* [PROBLEM TO WORK ON]
Below is a listing to write out in full, exactly as given, without its pictures.

* [INFORMATION SHOWN]
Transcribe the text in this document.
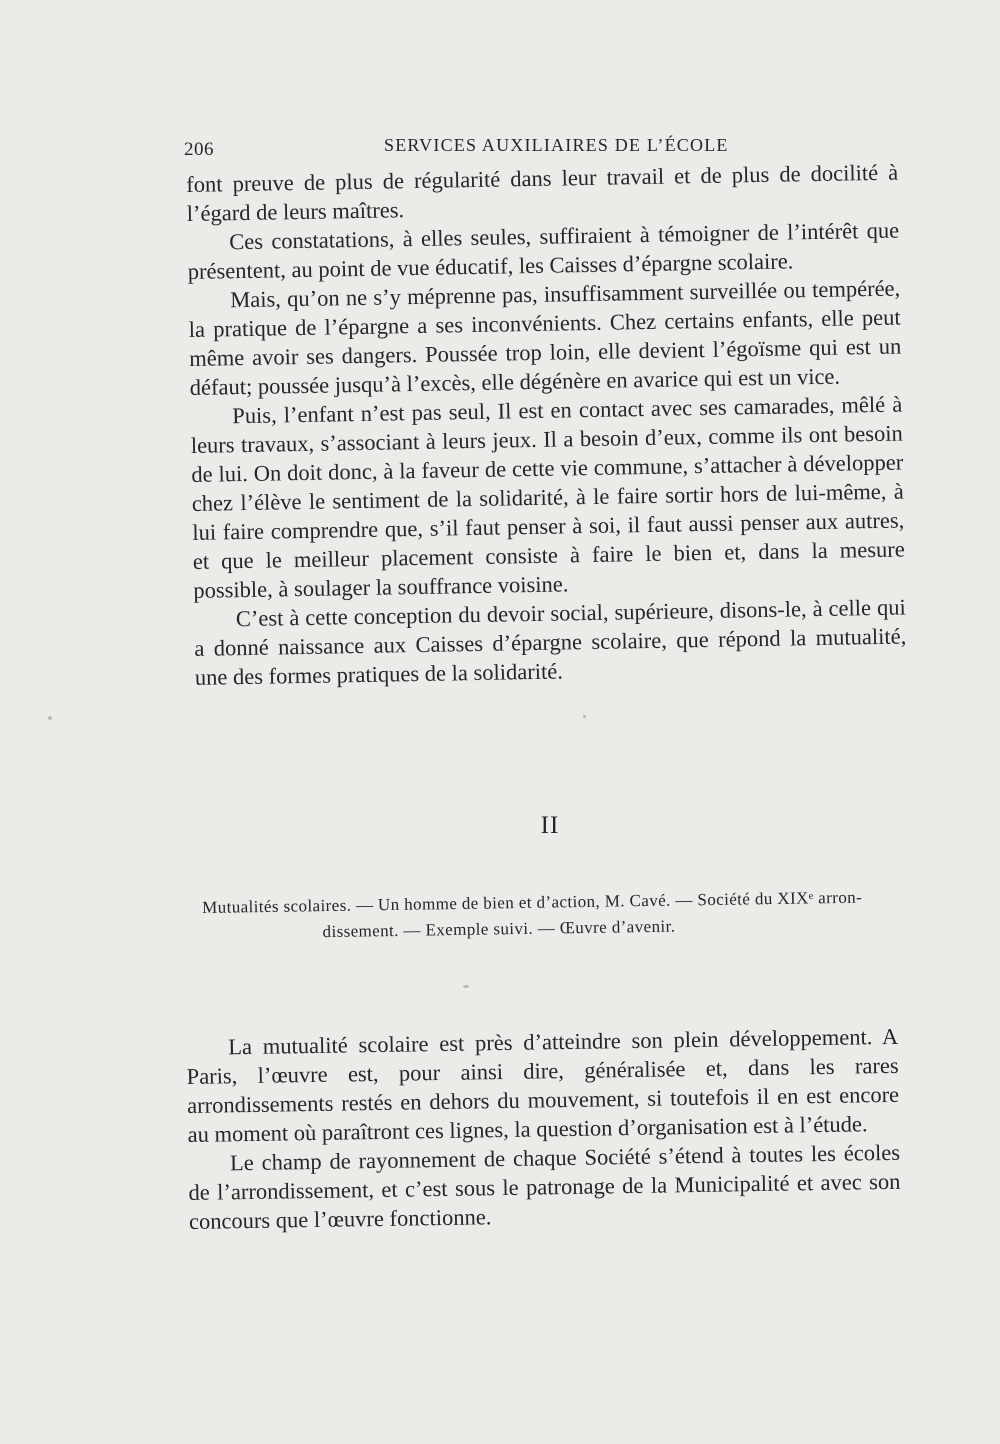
206	SERVICES AUXILIAIRES DE L’ÉCOLE

font preuve de plus de régularité dans leur travail et de plus de docilité à l’égard de leurs maîtres.

Ces constatations, à elles seules, suffiraient à témoigner de l’intérêt que présentent, au point de vue éducatif, les Caisses d’épargne scolaire.

Mais, qu’on ne s’y méprenne pas, insuffisamment surveillée ou tempérée, la pratique de l’épargne a ses inconvénients. Chez certains enfants, elle peut même avoir ses dangers. Poussée trop loin, elle devient l’égoïsme qui est un défaut; poussée jusqu’à l’excès, elle dégénère en avarice qui est un vice.

Puis, l’enfant n’est pas seul, Il est en contact avec ses camarades, mêlé à leurs travaux, s’associant à leurs jeux. Il a besoin d’eux, comme ils ont besoin de lui. On doit donc, à la faveur de cette vie commune, s’attacher à développer chez l’élève le sentiment de la solidarité, à le faire sortir hors de lui-même, à lui faire comprendre que, s’il faut penser à soi, il faut aussi penser aux autres, et que le meilleur placement consiste à faire le bien et, dans la mesure possible, à soulager la souffrance voisine.

C’est à cette conception du devoir social, supérieure, disons-le, à celle qui a donné naissance aux Caisses d’épargne scolaire, que répond la mutualité, une des formes pratiques de la solidarité.

II
Mutualités scolaires. — Un homme de bien et d’action, M. Cavé. — Société du XIXᵉ arron-
dissement. — Exemple suivi. — Œuvre d’avenir.

La mutualité scolaire est près d’atteindre son plein développement. A Paris, l’œuvre est, pour ainsi dire, généralisée et, dans les rares arrondissements restés en dehors du mouvement, si toutefois il en est encore au moment où paraîtront ces lignes, la question d’organisation est à l’étude.

Le champ de rayonnement de chaque Société s’étend à toutes les écoles de l’arrondissement, et c’est sous le patronage de la Municipalité et avec son concours que l’œuvre fonctionne.
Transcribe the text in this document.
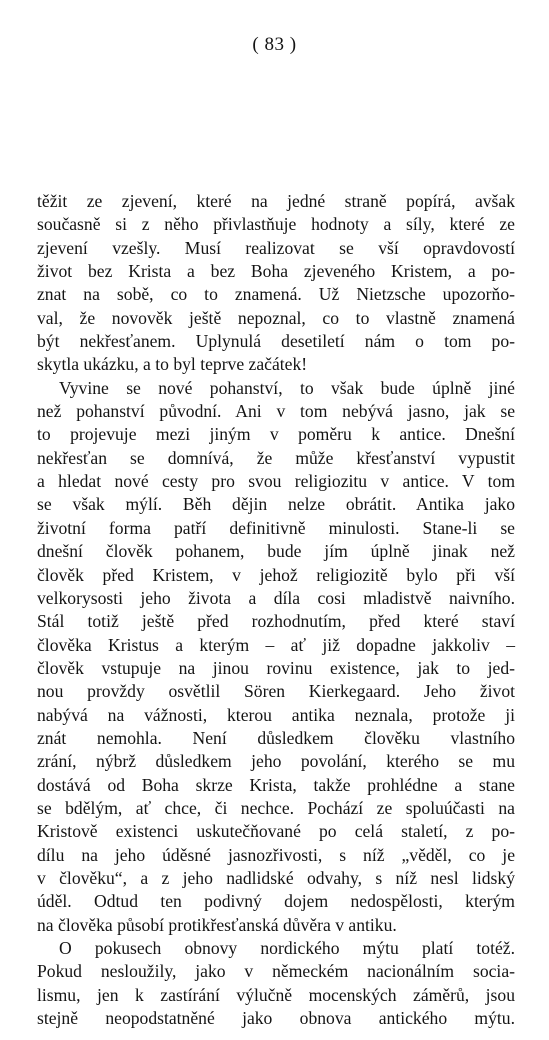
( 83 )
těžit ze zjevení, které na jedné straně popírá, avšak
současně si z něho přivlastňuje hodnoty a síly, které ze
zjevení vzešly. Musí realizovat se vší opravdovostí
život bez Krista a bez Boha zjeveného Kristem, a po-
znat na sobě, co to znamená. Už Nietzsche upozorňo-
val, že novověk ještě nepoznal, co to vlastně znamená
být nekřesťanem. Uplynulá desetiletí nám o tom po-
skytla ukázku, a to byl teprve začátek!
Vyvine se nové pohanství, to však bude úplně jiné
než pohanství původní. Ani v tom nebývá jasno, jak se
to projevuje mezi jiným v poměru k antice. Dnešní
nekřesťan se domnívá, že může křesťanství vypustit
a hledat nové cesty pro svou religiozitu v antice. V tom
se však mýlí. Běh dějin nelze obrátit. Antika jako
životní forma patří definitivně minulosti. Stane-li se
dnešní člověk pohanem, bude jím úplně jinak než
člověk před Kristem, v jehož religiozitě bylo při vší
velkorysosti jeho života a díla cosi mladistvě naivního.
Stál totiž ještě před rozhodnutím, před které staví
člověka Kristus a kterým – ať již dopadne jakkoliv –
člověk vstupuje na jinou rovinu existence, jak to jed-
nou provždy osvětlil Sören Kierkegaard. Jeho život
nabývá na vážnosti, kterou antika neznala, protože ji
znát nemohla. Není důsledkem člověku vlastního
zrání, nýbrž důsledkem jeho povolání, kterého se mu
dostává od Boha skrze Krista, takže prohlédne a stane
se bdělým, ať chce, či nechce. Pochází ze spoluúčasti na
Kristově existenci uskutečňované po celá staletí, z po-
dílu na jeho úděsné jasnozřivosti, s níž „věděl, co je
v člověku“, a z jeho nadlidské odvahy, s níž nesl lidský
úděl. Odtud ten podivný dojem nedospělosti, kterým
na člověka působí protikřesťanská důvěra v antiku.
O pokusech obnovy nordického mýtu platí totéž.
Pokud nesloužily, jako v německém nacionálním socia-
lismu, jen k zastírání výlučně mocenských záměrů, jsou
stejně neopodstatněné jako obnova antického mýtu.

* [ANSWER TO THE EXERCISE]
Transcribe the text in this document.
206	SERVICES AUXILIAIRES DE L’ÉCOLE

font preuve de plus de régularité dans leur travail et de plus de docilité à l’égard de leurs maîtres.

Ces constatations, à elles seules, suffiraient à témoigner de l’intérêt que présentent, au point de vue éducatif, les Caisses d’épargne scolaire.

Mais, qu’on ne s’y méprenne pas, insuffisamment surveillée ou tempérée, la pratique de l’épargne a ses inconvénients. Chez certains enfants, elle peut même avoir ses dangers. Poussée trop loin, elle devient l’égoïsme qui est un défaut; poussée jusqu’à l’excès, elle dégénère en avarice qui est un vice.

Puis, l’enfant n’est pas seul, Il est en contact avec ses camarades, mêlé à leurs travaux, s’associant à leurs jeux. Il a besoin d’eux, comme ils ont besoin de lui. On doit donc, à la faveur de cette vie commune, s’attacher à développer chez l’élève le sentiment de la solidarité, à le faire sortir hors de lui-même, à lui faire comprendre que, s’il faut penser à soi, il faut aussi penser aux autres, et que le meilleur placement consiste à faire le bien et, dans la mesure possible, à soulager la souffrance voisine.

C’est à cette conception du devoir social, supérieure, disons-le, à celle qui a donné naissance aux Caisses d’épargne scolaire, que répond la mutualité, une des formes pratiques de la solidarité.

II
Mutualités scolaires. — Un homme de bien et d’action, M. Cavé. — Société du XIXᵉ arron-
dissement. — Exemple suivi. — Œuvre d’avenir.

La mutualité scolaire est près d’atteindre son plein développement. A Paris, l’œuvre est, pour ainsi dire, généralisée et, dans les rares arrondissements restés en dehors du mouvement, si toutefois il en est encore au moment où paraîtront ces lignes, la question d’organisation est à l’étude.

Le champ de rayonnement de chaque Société s’étend à toutes les écoles de l’arrondissement, et c’est sous le patronage de la Municipalité et avec son concours que l’œuvre fonctionne.
Transcribe the text in this document.
( 83 )
těžit ze zjevení, které na jedné straně popírá, avšak
současně si z něho přivlastňuje hodnoty a síly, které ze
zjevení vzešly. Musí realizovat se vší opravdovostí
život bez Krista a bez Boha zjeveného Kristem, a po-
znat na sobě, co to znamená. Už Nietzsche upozorňo-
val, že novověk ještě nepoznal, co to vlastně znamená
být nekřesťanem. Uplynulá desetiletí nám o tom po-
skytla ukázku, a to byl teprve začátek!
Vyvine se nové pohanství, to však bude úplně jiné
než pohanství původní. Ani v tom nebývá jasno, jak se
to projevuje mezi jiným v poměru k antice. Dnešní
nekřesťan se domnívá, že může křesťanství vypustit
a hledat nové cesty pro svou religiozitu v antice. V tom
se však mýlí. Běh dějin nelze obrátit. Antika jako
životní forma patří definitivně minulosti. Stane-li se
dnešní člověk pohanem, bude jím úplně jinak než
člověk před Kristem, v jehož religiozitě bylo při vší
velkorysosti jeho života a díla cosi mladistvě naivního.
Stál totiž ještě před rozhodnutím, před které staví
člověka Kristus a kterým – ať již dopadne jakkoliv –
člověk vstupuje na jinou rovinu existence, jak to jed-
nou provždy osvětlil Sören Kierkegaard. Jeho život
nabývá na vážnosti, kterou antika neznala, protože ji
znát nemohla. Není důsledkem člověku vlastního
zrání, nýbrž důsledkem jeho povolání, kterého se mu
dostává od Boha skrze Krista, takže prohlédne a stane
se bdělým, ať chce, či nechce. Pochází ze spoluúčasti na
Kristově existenci uskutečňované po celá staletí, z po-
dílu na jeho úděsné jasnozřivosti, s níž „věděl, co je
v člověku“, a z jeho nadlidské odvahy, s níž nesl lidský
úděl. Odtud ten podivný dojem nedospělosti, kterým
na člověka působí protikřesťanská důvěra v antiku.
O pokusech obnovy nordického mýtu platí totéž.
Pokud nesloužily, jako v německém nacionálním socia-
lismu, jen k zastírání výlučně mocenských záměrů, jsou
stejně neopodstatněné jako obnova antického mýtu.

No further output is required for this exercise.